§ Exercise prompt
Please transcribe the data below exactly. Leave the pictures out.
↓
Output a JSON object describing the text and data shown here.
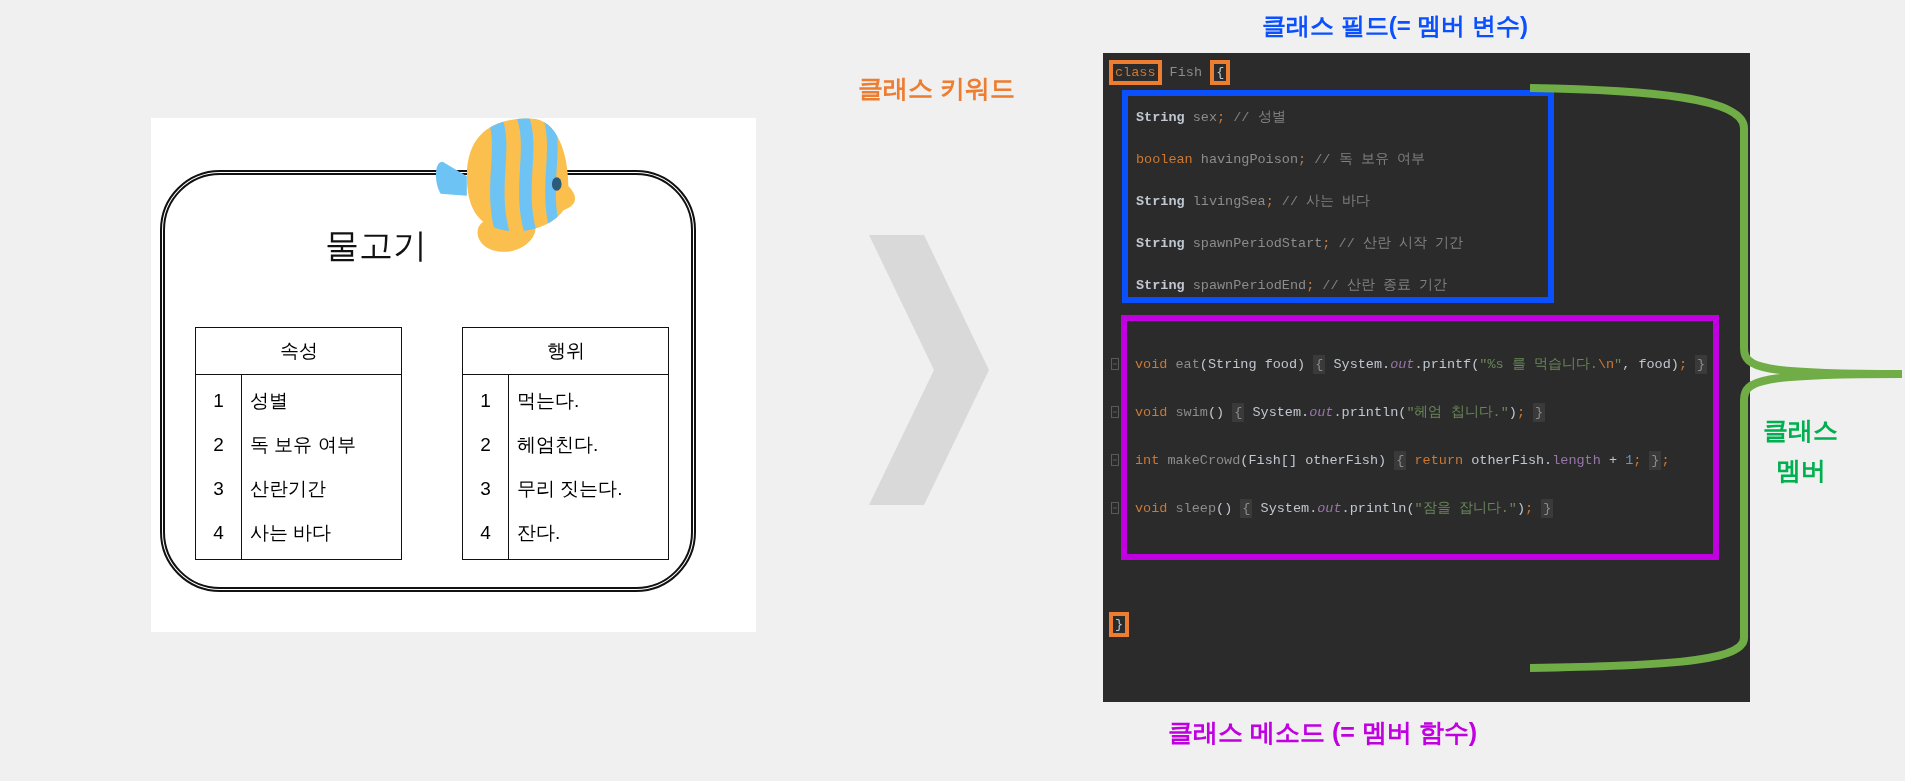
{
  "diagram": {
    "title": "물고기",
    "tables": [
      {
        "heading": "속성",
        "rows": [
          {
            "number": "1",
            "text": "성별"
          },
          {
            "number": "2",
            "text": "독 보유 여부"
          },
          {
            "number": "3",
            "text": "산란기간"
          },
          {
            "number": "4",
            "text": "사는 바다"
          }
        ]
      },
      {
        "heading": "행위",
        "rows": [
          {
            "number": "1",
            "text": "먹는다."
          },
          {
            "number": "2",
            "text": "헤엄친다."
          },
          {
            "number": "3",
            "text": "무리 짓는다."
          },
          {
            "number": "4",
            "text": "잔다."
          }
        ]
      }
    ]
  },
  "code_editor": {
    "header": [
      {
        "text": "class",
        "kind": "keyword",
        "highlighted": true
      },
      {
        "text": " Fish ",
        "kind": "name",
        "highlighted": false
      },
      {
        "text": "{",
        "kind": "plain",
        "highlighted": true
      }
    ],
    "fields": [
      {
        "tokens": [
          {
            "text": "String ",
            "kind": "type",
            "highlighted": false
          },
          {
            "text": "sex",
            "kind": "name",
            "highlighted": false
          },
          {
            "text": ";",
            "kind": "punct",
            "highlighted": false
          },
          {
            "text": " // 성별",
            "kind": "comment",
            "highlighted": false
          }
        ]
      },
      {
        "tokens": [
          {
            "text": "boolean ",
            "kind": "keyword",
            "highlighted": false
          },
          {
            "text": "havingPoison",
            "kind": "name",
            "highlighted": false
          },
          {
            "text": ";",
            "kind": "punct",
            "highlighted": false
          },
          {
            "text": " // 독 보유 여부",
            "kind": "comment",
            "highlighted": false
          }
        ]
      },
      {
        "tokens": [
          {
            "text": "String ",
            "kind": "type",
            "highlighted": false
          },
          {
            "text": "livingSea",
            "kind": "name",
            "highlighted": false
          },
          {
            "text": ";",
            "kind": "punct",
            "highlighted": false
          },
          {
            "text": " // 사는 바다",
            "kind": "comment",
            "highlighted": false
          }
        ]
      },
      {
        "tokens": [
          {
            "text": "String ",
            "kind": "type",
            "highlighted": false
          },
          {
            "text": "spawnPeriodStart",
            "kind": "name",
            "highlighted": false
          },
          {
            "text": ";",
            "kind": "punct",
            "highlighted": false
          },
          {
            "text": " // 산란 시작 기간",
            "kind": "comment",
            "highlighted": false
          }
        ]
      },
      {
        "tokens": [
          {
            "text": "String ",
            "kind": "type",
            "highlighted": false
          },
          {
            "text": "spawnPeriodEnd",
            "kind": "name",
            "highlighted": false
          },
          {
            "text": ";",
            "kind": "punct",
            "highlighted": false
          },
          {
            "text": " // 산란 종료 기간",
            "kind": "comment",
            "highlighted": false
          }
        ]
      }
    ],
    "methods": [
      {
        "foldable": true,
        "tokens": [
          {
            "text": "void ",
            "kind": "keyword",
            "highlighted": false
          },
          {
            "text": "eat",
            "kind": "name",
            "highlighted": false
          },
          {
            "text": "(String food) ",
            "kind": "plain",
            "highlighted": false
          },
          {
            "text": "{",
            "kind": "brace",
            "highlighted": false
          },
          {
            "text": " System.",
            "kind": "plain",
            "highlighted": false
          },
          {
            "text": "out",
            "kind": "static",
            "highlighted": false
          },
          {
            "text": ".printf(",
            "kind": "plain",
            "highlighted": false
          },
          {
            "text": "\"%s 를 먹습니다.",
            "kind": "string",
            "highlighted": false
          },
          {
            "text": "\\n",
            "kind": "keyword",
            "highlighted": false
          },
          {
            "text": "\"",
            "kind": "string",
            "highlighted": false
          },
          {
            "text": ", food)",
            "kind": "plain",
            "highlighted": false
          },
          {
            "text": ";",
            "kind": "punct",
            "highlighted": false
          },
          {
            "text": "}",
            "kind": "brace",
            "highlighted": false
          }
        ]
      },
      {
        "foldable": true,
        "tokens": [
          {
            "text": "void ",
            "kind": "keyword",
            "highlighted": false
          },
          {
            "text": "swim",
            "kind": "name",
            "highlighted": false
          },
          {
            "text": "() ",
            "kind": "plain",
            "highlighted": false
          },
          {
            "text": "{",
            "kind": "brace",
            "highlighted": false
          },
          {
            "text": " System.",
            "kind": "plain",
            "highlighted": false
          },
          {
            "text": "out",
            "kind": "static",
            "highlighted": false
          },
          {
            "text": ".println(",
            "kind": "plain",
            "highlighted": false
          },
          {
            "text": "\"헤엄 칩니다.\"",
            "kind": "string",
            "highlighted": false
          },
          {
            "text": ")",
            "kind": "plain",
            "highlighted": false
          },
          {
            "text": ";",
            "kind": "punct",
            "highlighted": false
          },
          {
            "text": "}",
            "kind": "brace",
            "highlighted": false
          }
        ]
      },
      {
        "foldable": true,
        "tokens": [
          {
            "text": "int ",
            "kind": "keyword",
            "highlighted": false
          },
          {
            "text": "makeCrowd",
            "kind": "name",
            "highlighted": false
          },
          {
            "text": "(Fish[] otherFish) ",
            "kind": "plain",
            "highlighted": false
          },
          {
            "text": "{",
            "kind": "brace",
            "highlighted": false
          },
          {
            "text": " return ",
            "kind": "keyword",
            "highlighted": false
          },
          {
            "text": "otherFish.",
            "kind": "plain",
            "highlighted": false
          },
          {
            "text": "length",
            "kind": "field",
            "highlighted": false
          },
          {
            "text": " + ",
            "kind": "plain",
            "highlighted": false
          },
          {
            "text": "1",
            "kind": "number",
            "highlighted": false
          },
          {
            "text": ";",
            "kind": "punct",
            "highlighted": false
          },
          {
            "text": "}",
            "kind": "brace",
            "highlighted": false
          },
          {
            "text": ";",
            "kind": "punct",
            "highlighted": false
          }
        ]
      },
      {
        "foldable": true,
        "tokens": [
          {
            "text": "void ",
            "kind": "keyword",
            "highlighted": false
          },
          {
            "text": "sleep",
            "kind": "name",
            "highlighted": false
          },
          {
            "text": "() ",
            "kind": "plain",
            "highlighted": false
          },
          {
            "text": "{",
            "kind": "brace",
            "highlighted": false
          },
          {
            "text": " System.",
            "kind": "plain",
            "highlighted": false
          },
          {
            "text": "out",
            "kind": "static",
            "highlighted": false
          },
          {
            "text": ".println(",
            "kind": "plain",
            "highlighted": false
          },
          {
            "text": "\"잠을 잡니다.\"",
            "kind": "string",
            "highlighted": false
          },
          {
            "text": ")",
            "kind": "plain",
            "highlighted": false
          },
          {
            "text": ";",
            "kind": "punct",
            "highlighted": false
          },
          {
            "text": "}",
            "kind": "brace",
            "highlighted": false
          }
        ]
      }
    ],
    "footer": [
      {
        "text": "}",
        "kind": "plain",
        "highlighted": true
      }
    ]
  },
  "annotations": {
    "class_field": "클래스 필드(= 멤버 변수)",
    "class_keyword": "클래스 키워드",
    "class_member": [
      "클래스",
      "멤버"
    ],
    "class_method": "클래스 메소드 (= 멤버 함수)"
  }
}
↑
§ Written answer
Output a JSON object describing the text and data shown here.
{
  "diagram": {
    "title": "물고기",
    "tables": [
      {
        "heading": "속성",
        "rows": [
          {
            "number": "1",
            "text": "성별"
          },
          {
            "number": "2",
            "text": "독 보유 여부"
          },
          {
            "number": "3",
            "text": "산란기간"
          },
          {
            "number": "4",
            "text": "사는 바다"
          }
        ]
      },
      {
        "heading": "행위",
        "rows": [
          {
            "number": "1",
            "text": "먹는다."
          },
          {
            "number": "2",
            "text": "헤엄친다."
          },
          {
            "number": "3",
            "text": "무리 짓는다."
          },
          {
            "number": "4",
            "text": "잔다."
          }
        ]
      }
    ]
  },
  "code_editor": {
    "header": [
      {
        "text": "class",
        "kind": "keyword",
        "highlighted": true
      },
      {
        "text": " Fish ",
        "kind": "name",
        "highlighted": false
      },
      {
        "text": "{",
        "kind": "plain",
        "highlighted": true
      }
    ],
    "fields": [
      {
        "tokens": [
          {
            "text": "String ",
            "kind": "type",
            "highlighted": false
          },
          {
            "text": "sex",
            "kind": "name",
            "highlighted": false
          },
          {
            "text": ";",
            "kind": "punct",
            "highlighted": false
          },
          {
            "text": " // 성별",
            "kind": "comment",
            "highlighted": false
          }
        ]
      },
      {
        "tokens": [
          {
            "text": "boolean ",
            "kind": "keyword",
            "highlighted": false
          },
          {
            "text": "havingPoison",
            "kind": "name",
            "highlighted": false
          },
          {
            "text": ";",
            "kind": "punct",
            "highlighted": false
          },
          {
            "text": " // 독 보유 여부",
            "kind": "comment",
            "highlighted": false
          }
        ]
      },
      {
        "tokens": [
          {
            "text": "String ",
            "kind": "type",
            "highlighted": false
          },
          {
            "text": "livingSea",
            "kind": "name",
            "highlighted": false
          },
          {
            "text": ";",
            "kind": "punct",
            "highlighted": false
          },
          {
            "text": " // 사는 바다",
            "kind": "comment",
            "highlighted": false
          }
        ]
      },
      {
        "tokens": [
          {
            "text": "String ",
            "kind": "type",
            "highlighted": false
          },
          {
            "text": "spawnPeriodStart",
            "kind": "name",
            "highlighted": false
          },
          {
            "text": ";",
            "kind": "punct",
            "highlighted": false
          },
          {
            "text": " // 산란 시작 기간",
            "kind": "comment",
            "highlighted": false
          }
        ]
      },
      {
        "tokens": [
          {
            "text": "String ",
            "kind": "type",
            "highlighted": false
          },
          {
            "text": "spawnPeriodEnd",
            "kind": "name",
            "highlighted": false
          },
          {
            "text": ";",
            "kind": "punct",
            "highlighted": false
          },
          {
            "text": " // 산란 종료 기간",
            "kind": "comment",
            "highlighted": false
          }
        ]
      }
    ],
    "methods": [
      {
        "foldable": true,
        "tokens": [
          {
            "text": "void ",
            "kind": "keyword",
            "highlighted": false
          },
          {
            "text": "eat",
            "kind": "name",
            "highlighted": false
          },
          {
            "text": "(String food) ",
            "kind": "plain",
            "highlighted": false
          },
          {
            "text": "{",
            "kind": "brace",
            "highlighted": false
          },
          {
            "text": " System.",
            "kind": "plain",
            "highlighted": false
          },
          {
            "text": "out",
            "kind": "static",
            "highlighted": false
          },
          {
            "text": ".printf(",
            "kind": "plain",
            "highlighted": false
          },
          {
            "text": "\"%s 를 먹습니다.",
            "kind": "string",
            "highlighted": false
          },
          {
            "text": "\\n",
            "kind": "keyword",
            "highlighted": false
          },
          {
            "text": "\"",
            "kind": "string",
            "highlighted": false
          },
          {
            "text": ", food)",
            "kind": "plain",
            "highlighted": false
          },
          {
            "text": ";",
            "kind": "punct",
            "highlighted": false
          },
          {
            "text": "}",
            "kind": "brace",
            "highlighted": false
          }
        ]
      },
      {
        "foldable": true,
        "tokens": [
          {
            "text": "void ",
            "kind": "keyword",
            "highlighted": false
          },
          {
            "text": "swim",
            "kind": "name",
            "highlighted": false
          },
          {
            "text": "() ",
            "kind": "plain",
            "highlighted": false
          },
          {
            "text": "{",
            "kind": "brace",
            "highlighted": false
          },
          {
            "text": " System.",
            "kind": "plain",
            "highlighted": false
          },
          {
            "text": "out",
            "kind": "static",
            "highlighted": false
          },
          {
            "text": ".println(",
            "kind": "plain",
            "highlighted": false
          },
          {
            "text": "\"헤엄 칩니다.\"",
            "kind": "string",
            "highlighted": false
          },
          {
            "text": ")",
            "kind": "plain",
            "highlighted": false
          },
          {
            "text": ";",
            "kind": "punct",
            "highlighted": false
          },
          {
            "text": "}",
            "kind": "brace",
            "highlighted": false
          }
        ]
      },
      {
        "foldable": true,
        "tokens": [
          {
            "text": "int ",
            "kind": "keyword",
            "highlighted": false
          },
          {
            "text": "makeCrowd",
            "kind": "name",
            "highlighted": false
          },
          {
            "text": "(Fish[] otherFish) ",
            "kind": "plain",
            "highlighted": false
          },
          {
            "text": "{",
            "kind": "brace",
            "highlighted": false
          },
          {
            "text": " return ",
            "kind": "keyword",
            "highlighted": false
          },
          {
            "text": "otherFish.",
            "kind": "plain",
            "highlighted": false
          },
          {
            "text": "length",
            "kind": "field",
            "highlighted": false
          },
          {
            "text": " + ",
            "kind": "plain",
            "highlighted": false
          },
          {
            "text": "1",
            "kind": "number",
            "highlighted": false
          },
          {
            "text": ";",
            "kind": "punct",
            "highlighted": false
          },
          {
            "text": "}",
            "kind": "brace",
            "highlighted": false
          },
          {
            "text": ";",
            "kind": "punct",
            "highlighted": false
          }
        ]
      },
      {
        "foldable": true,
        "tokens": [
          {
            "text": "void ",
            "kind": "keyword",
            "highlighted": false
          },
          {
            "text": "sleep",
            "kind": "name",
            "highlighted": false
          },
          {
            "text": "() ",
            "kind": "plain",
            "highlighted": false
          },
          {
            "text": "{",
            "kind": "brace",
            "highlighted": false
          },
          {
            "text": " System.",
            "kind": "plain",
            "highlighted": false
          },
          {
            "text": "out",
            "kind": "static",
            "highlighted": false
          },
          {
            "text": ".println(",
            "kind": "plain",
            "highlighted": false
          },
          {
            "text": "\"잠을 잡니다.\"",
            "kind": "string",
            "highlighted": false
          },
          {
            "text": ")",
            "kind": "plain",
            "highlighted": false
          },
          {
            "text": ";",
            "kind": "punct",
            "highlighted": false
          },
          {
            "text": "}",
            "kind": "brace",
            "highlighted": false
          }
        ]
      }
    ],
    "footer": [
      {
        "text": "}",
        "kind": "plain",
        "highlighted": true
      }
    ]
  },
  "annotations": {
    "class_field": "클래스 필드(= 멤버 변수)",
    "class_keyword": "클래스 키워드",
    "class_member": [
      "클래스",
      "멤버"
    ],
    "class_method": "클래스 메소드 (= 멤버 함수)"
  }
}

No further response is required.